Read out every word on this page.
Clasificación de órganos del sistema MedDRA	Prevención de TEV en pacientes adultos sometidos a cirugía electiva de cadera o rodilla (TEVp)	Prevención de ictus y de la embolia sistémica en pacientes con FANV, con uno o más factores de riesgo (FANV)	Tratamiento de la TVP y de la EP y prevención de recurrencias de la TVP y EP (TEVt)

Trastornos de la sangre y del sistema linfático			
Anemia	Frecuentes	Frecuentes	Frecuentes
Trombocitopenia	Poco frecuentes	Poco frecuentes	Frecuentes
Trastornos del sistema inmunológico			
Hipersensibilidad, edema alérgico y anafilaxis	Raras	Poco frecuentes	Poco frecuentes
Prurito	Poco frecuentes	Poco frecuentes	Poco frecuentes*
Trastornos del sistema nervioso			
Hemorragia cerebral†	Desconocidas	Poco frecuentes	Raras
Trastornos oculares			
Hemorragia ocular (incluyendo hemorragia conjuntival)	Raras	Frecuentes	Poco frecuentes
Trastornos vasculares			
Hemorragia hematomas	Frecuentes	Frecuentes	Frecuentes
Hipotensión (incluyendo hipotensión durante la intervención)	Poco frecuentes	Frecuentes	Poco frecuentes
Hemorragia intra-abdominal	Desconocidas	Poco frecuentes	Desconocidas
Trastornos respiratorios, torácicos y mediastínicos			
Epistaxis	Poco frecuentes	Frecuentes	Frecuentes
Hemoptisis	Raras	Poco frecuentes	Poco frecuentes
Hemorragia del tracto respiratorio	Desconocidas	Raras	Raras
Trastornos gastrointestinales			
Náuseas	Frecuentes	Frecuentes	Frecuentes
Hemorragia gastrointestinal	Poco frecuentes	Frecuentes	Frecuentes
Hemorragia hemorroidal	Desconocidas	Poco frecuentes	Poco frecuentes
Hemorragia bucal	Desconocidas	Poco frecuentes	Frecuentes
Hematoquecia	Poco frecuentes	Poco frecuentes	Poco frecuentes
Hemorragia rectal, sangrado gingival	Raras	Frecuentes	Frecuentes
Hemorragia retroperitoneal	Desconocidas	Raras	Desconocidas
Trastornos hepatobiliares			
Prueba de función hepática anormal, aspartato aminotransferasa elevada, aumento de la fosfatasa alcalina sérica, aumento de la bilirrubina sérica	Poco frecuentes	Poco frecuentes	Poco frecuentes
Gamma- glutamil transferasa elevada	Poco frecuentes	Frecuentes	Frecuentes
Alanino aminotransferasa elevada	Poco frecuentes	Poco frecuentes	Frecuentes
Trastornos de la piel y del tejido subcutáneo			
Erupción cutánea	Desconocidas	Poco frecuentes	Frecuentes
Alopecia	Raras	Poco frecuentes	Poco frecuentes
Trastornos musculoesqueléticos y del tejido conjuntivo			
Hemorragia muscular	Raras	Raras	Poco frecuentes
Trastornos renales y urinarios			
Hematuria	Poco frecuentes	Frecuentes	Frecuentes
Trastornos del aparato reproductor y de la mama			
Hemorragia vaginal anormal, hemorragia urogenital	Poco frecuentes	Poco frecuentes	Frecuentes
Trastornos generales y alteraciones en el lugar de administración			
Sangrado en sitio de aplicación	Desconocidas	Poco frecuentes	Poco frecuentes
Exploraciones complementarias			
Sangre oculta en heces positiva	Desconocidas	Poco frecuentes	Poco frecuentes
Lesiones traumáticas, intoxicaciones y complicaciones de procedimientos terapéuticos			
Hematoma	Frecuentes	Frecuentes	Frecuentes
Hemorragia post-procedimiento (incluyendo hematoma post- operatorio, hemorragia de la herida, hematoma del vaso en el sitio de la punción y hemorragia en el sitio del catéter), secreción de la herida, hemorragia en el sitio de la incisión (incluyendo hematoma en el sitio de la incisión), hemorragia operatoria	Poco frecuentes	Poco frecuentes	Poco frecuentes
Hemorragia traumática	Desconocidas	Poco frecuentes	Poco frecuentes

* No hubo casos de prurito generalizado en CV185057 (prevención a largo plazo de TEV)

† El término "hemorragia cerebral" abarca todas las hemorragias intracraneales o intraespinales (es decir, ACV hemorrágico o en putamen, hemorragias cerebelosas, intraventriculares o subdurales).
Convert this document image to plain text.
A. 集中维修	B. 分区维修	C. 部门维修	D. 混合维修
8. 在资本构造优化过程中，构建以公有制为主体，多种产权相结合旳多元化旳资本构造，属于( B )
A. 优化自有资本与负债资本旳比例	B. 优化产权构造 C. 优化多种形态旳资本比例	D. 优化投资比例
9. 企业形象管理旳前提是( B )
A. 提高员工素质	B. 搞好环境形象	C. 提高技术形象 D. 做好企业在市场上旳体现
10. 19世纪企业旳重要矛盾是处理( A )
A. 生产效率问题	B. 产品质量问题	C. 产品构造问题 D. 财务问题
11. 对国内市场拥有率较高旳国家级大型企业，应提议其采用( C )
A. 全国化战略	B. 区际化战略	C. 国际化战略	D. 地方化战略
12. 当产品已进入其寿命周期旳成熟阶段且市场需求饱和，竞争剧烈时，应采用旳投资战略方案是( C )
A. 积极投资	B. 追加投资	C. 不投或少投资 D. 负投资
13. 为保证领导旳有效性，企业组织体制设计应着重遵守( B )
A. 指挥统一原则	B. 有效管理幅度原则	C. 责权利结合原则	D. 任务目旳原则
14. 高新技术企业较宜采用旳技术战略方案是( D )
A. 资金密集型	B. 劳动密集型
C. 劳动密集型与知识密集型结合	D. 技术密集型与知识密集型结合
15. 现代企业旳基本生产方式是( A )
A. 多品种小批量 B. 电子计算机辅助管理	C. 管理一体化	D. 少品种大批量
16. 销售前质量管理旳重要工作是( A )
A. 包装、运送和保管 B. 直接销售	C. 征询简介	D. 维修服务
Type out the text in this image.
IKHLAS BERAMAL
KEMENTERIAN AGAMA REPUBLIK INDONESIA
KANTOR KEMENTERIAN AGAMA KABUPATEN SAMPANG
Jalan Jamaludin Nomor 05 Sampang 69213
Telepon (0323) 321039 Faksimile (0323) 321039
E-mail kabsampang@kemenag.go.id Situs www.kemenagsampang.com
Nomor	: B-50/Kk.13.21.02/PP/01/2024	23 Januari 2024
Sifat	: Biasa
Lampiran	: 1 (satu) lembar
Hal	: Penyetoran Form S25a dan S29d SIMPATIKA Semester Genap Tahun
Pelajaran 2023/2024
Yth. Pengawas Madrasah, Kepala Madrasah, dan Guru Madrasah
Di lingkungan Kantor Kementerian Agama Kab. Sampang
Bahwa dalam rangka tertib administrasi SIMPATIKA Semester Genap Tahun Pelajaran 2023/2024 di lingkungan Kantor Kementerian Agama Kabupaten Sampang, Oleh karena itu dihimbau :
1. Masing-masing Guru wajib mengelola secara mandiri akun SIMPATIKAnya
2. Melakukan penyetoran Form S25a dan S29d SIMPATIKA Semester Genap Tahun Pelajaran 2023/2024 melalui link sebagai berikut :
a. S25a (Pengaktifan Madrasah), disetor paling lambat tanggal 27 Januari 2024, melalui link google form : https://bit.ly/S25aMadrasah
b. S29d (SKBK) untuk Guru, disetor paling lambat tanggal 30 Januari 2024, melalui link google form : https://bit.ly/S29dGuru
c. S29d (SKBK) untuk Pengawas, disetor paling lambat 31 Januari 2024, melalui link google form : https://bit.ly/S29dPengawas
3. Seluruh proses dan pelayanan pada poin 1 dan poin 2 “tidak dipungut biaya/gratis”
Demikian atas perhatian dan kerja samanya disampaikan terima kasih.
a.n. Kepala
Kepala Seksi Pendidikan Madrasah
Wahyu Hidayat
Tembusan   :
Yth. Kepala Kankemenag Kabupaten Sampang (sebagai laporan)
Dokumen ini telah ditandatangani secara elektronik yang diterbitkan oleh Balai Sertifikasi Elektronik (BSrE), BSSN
- - - - - - -
What this task involves →
List all lines from the entries that include the word "aminotransferasa".

Correct output →
Prueba de función hepática anormal, aspartato aminotransferasa elevada, aumento de la fosfatasa alcalina sérica, aumento de la bilirrubina sérica	Poco frecuentes	Poco frecuentes	Poco frecuentes
Alanino aminotransferasa elevada	Poco frecuentes	Poco frecuentes	Frecuentes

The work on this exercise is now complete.